## start Extracted material
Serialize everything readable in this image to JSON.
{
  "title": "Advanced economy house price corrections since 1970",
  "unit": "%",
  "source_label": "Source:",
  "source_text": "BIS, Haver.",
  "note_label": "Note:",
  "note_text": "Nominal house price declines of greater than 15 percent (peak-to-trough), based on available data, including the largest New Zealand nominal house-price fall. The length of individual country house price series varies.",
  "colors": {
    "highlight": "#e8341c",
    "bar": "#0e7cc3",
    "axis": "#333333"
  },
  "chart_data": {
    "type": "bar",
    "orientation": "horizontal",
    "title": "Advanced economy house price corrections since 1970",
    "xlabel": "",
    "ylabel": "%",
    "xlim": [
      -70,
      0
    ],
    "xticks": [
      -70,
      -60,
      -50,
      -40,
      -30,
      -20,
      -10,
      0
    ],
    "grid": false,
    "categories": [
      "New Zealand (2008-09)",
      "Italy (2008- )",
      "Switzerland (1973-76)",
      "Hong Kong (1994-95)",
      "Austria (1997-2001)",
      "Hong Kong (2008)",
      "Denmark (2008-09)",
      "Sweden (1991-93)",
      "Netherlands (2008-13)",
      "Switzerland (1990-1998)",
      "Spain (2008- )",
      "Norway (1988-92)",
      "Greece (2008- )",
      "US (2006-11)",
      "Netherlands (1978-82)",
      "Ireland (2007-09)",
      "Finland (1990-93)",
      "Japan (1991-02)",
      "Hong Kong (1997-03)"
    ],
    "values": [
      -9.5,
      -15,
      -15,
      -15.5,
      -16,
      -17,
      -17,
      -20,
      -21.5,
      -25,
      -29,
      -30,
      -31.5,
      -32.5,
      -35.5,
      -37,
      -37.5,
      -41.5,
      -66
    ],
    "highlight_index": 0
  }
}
## end Extracted material
To do »
Scan the material and collect every line that contains "Switzerland".

Result »
      "Switzerland (1973-76)",
      "Switzerland (1990-1998)",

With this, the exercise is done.